(Data records)
++++++++++

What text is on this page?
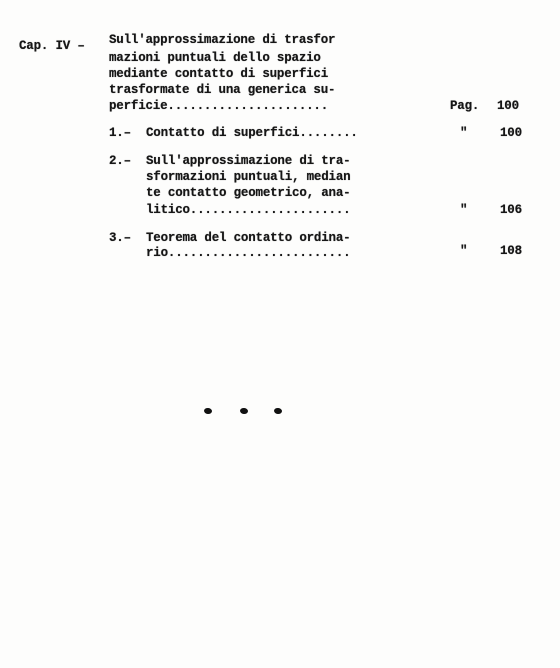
Cap. IV – Sull'approssimazione di trasfor
mazioni puntuali dello spazio
mediante contatto di superfici
trasformate di una generica su-
perficie......................	Pag. 100
1.– Contatto di superfici........	"	100
2.– Sull'approssimazione di tra-
sformazioni puntuali, median
te contatto geometrico, ana-
litico......................	"	106
3.– Teorema del contatto ordina-
rio.........................	"	108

++++++++++

• [Directive]: Go through the listing above and pull out each line containing the word "puntuali".

• [Solution to the exercise]:
mazioni puntuali dello spazio
sformazioni puntuali, median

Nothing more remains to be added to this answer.